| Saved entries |

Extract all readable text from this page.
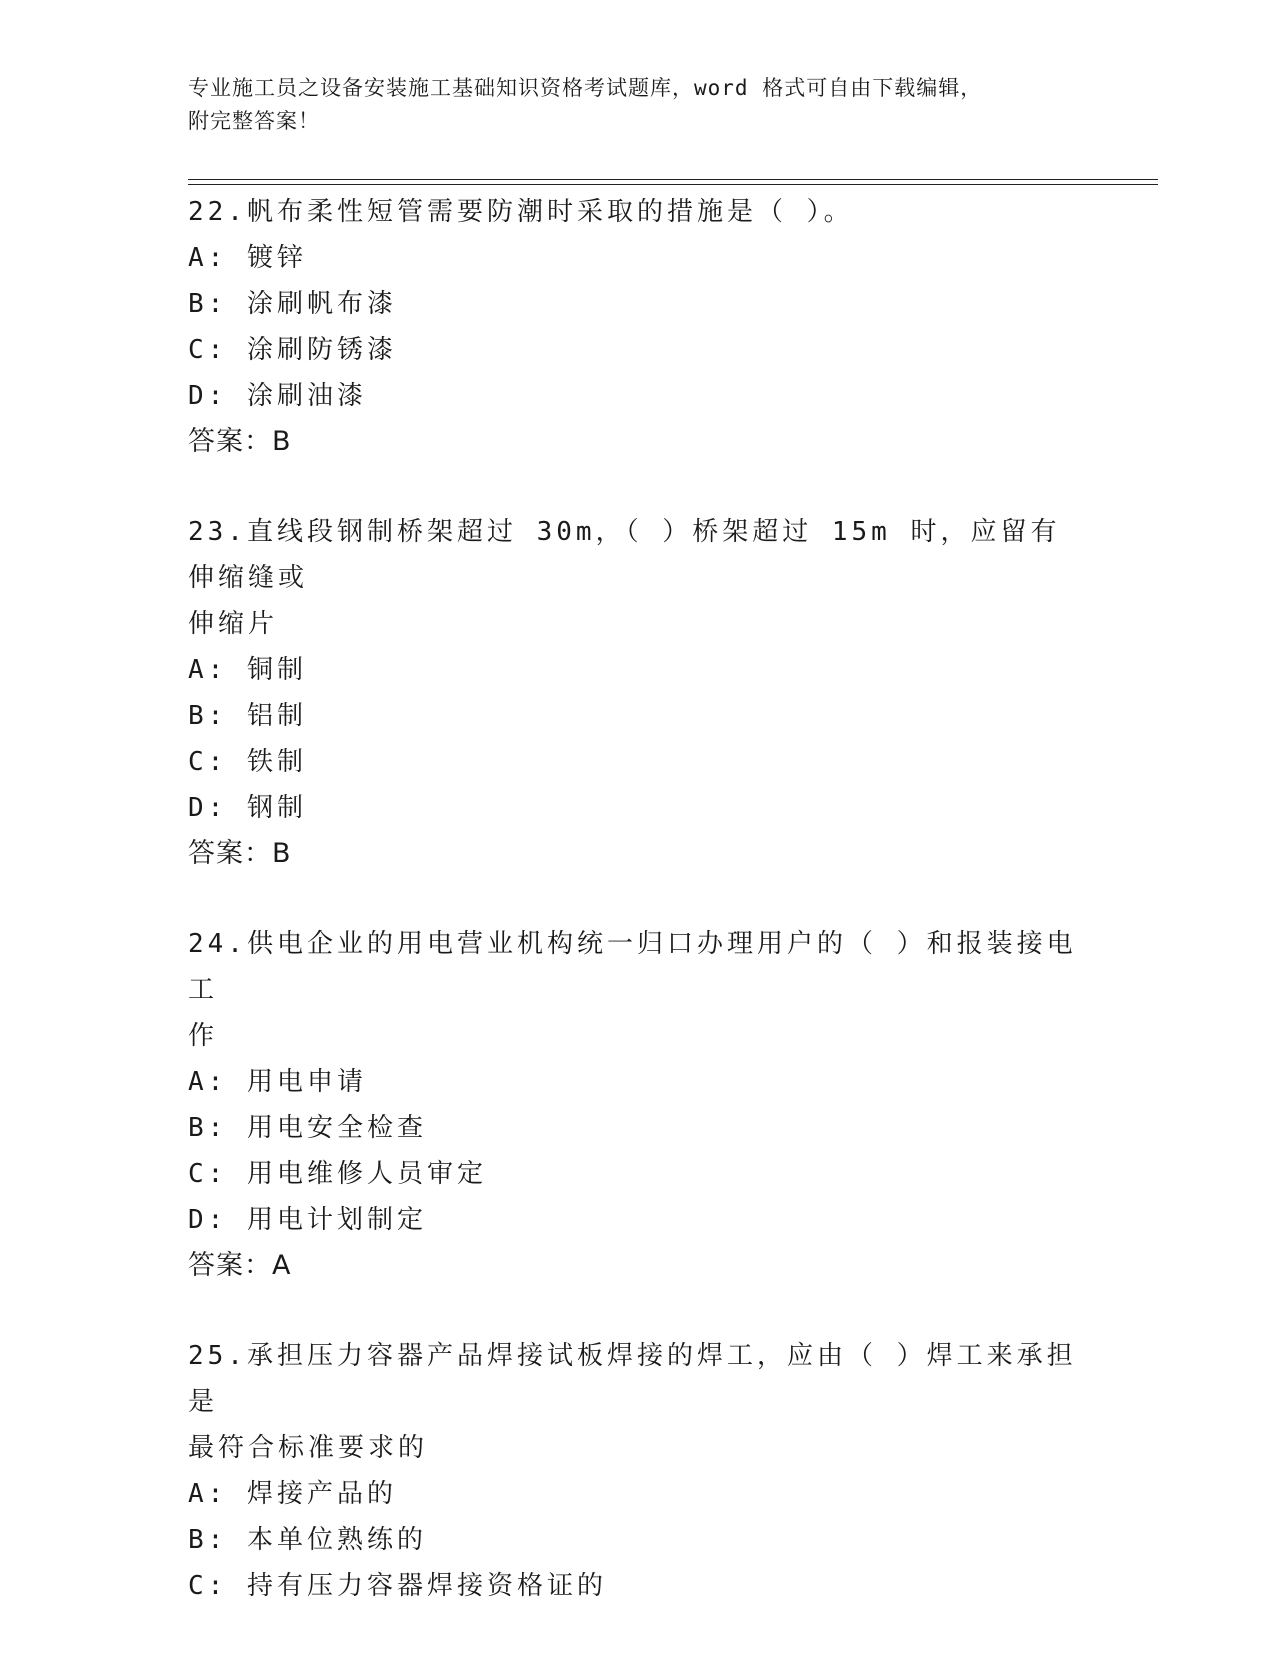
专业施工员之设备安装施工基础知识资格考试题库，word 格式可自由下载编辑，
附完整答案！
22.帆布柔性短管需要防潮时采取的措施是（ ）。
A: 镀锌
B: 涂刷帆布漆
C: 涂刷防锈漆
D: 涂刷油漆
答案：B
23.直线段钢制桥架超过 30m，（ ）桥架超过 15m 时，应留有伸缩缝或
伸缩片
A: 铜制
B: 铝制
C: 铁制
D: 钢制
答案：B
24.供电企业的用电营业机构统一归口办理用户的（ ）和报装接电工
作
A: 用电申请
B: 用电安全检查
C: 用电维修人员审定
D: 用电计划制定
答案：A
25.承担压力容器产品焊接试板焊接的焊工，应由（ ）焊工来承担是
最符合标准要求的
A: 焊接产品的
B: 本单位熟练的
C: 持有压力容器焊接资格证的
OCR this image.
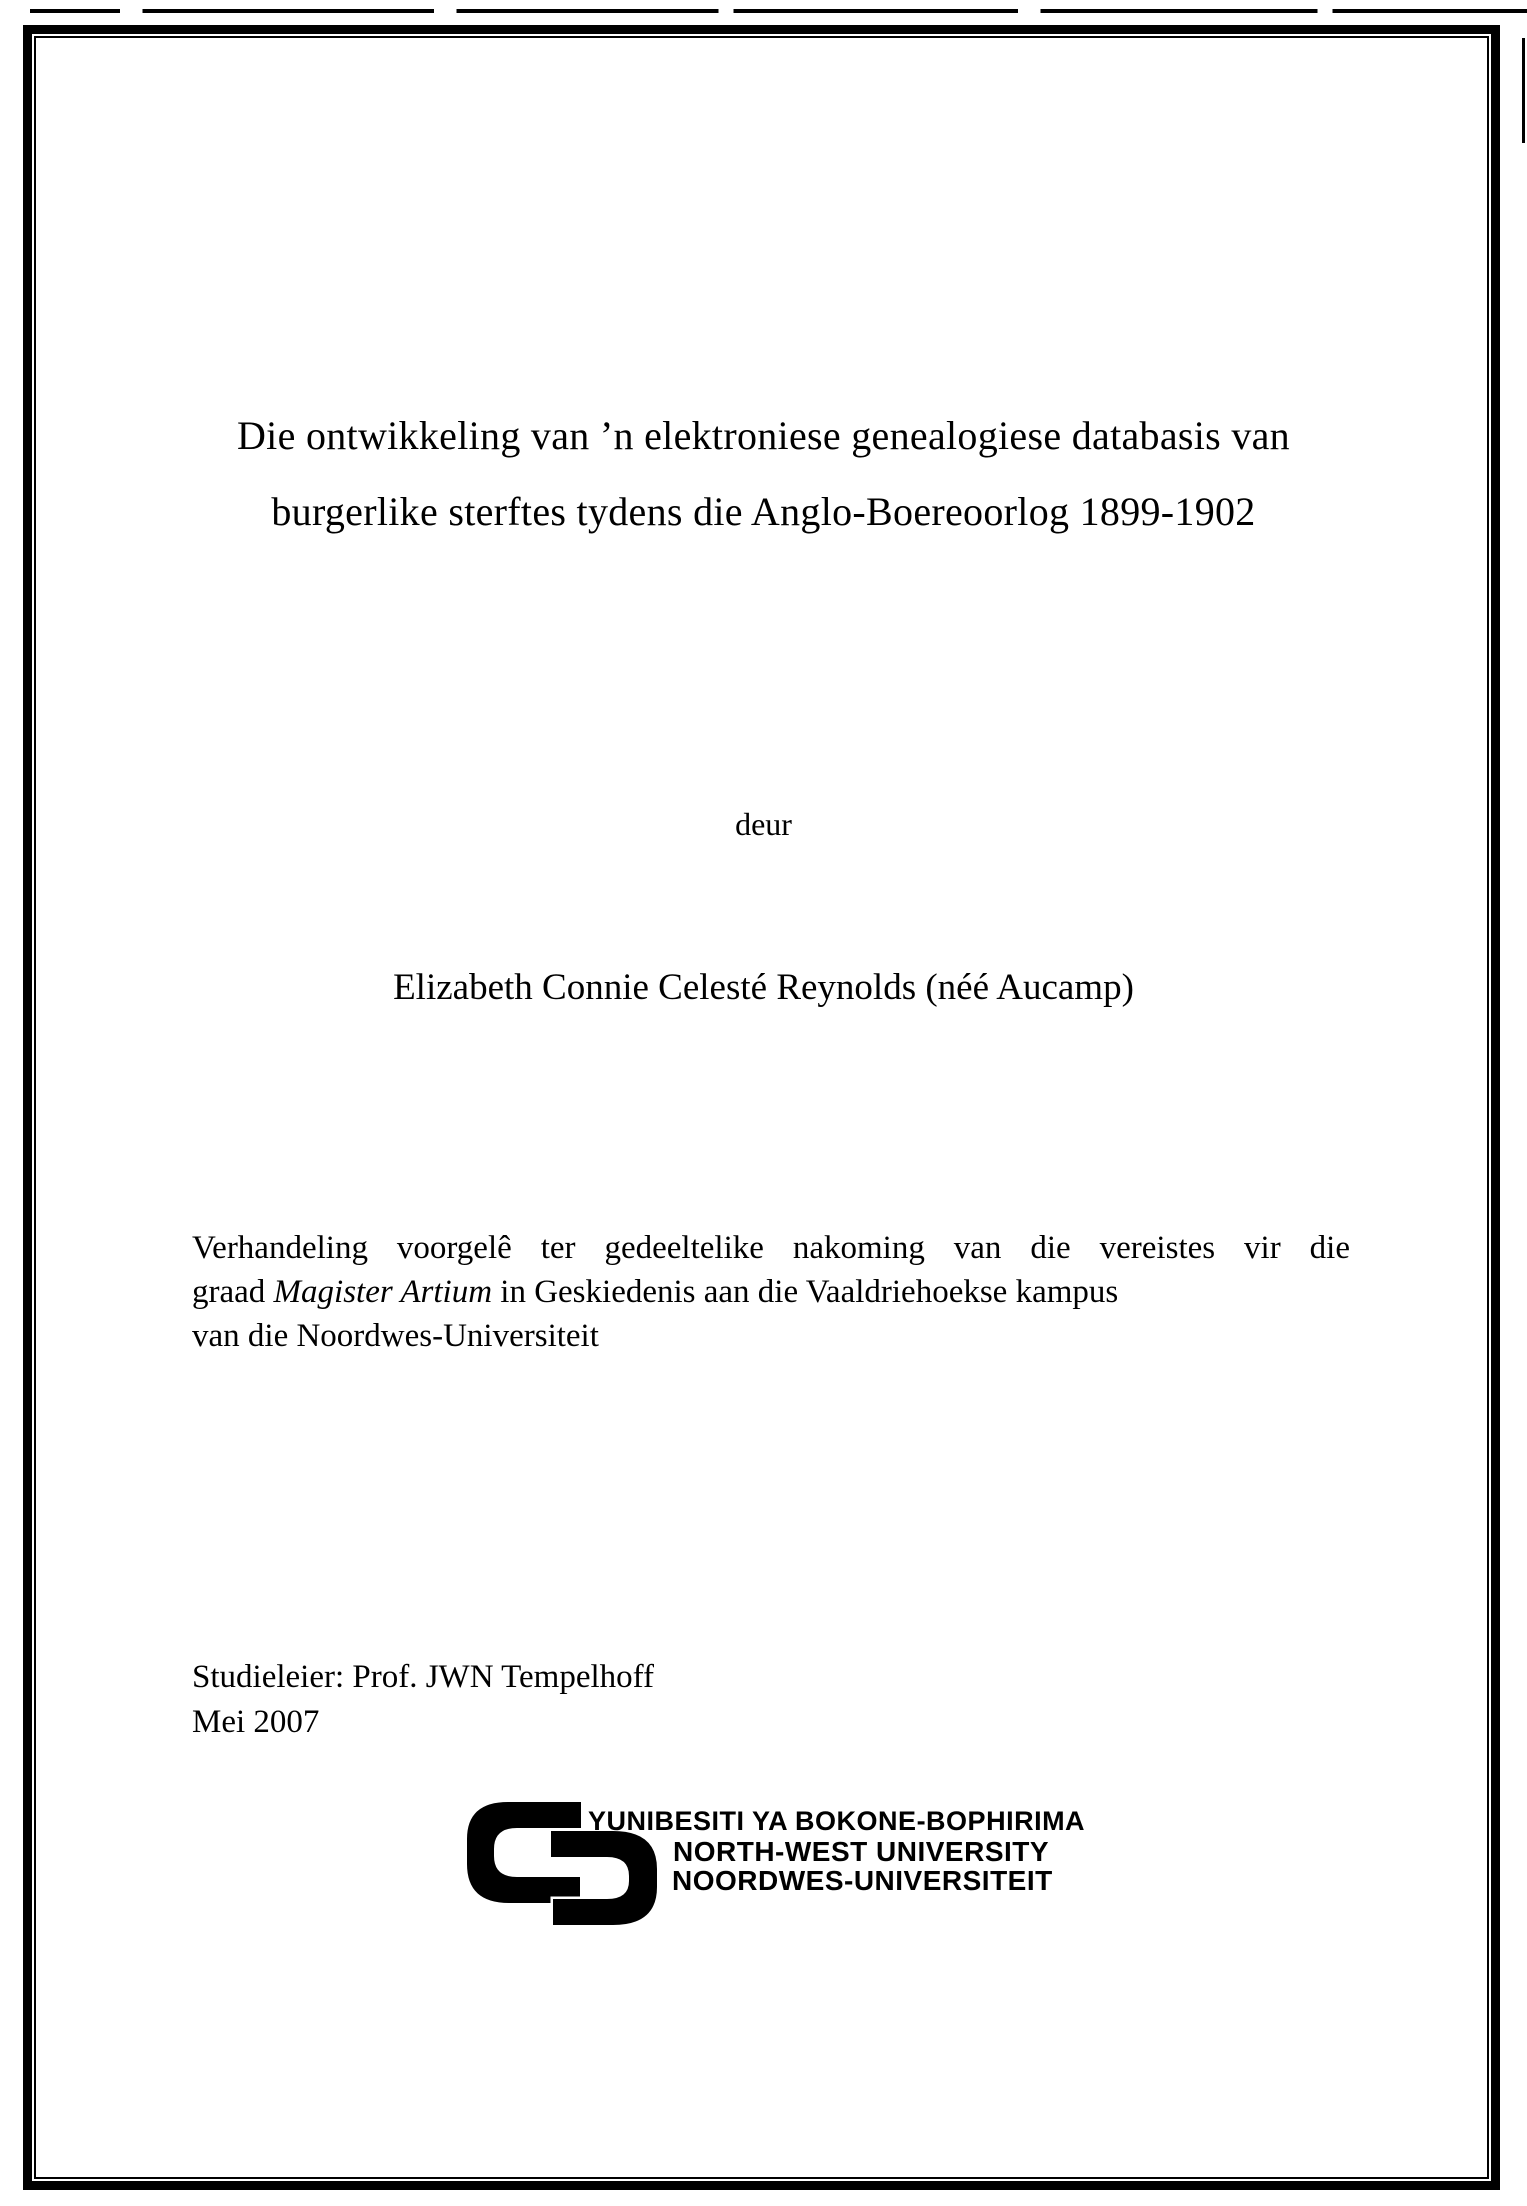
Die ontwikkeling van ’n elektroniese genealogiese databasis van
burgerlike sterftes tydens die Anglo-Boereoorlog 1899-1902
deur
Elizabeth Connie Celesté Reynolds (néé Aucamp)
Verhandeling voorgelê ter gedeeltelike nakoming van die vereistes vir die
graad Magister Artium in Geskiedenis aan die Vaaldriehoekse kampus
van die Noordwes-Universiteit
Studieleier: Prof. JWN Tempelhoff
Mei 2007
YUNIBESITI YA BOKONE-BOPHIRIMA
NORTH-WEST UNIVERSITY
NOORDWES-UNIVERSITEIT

| Instructions for the task |
Leaving out every picture, copy exactly the lines from the one that contains "OCR this image." through the end of the entries above.

| Response to the task |
OCR this image.
Die ontwikkeling van ’n elektroniese genealogiese databasis van
burgerlike sterftes tydens die Anglo-Boereoorlog 1899-1902
deur
Elizabeth Connie Celesté Reynolds (néé Aucamp)
Verhandeling voorgelê ter gedeeltelike nakoming van die vereistes vir die
graad Magister Artium in Geskiedenis aan die Vaaldriehoekse kampus
van die Noordwes-Universiteit
Studieleier: Prof. JWN Tempelhoff
Mei 2007
YUNIBESITI YA BOKONE-BOPHIRIMA
NORTH-WEST UNIVERSITY
NOORDWES-UNIVERSITEIT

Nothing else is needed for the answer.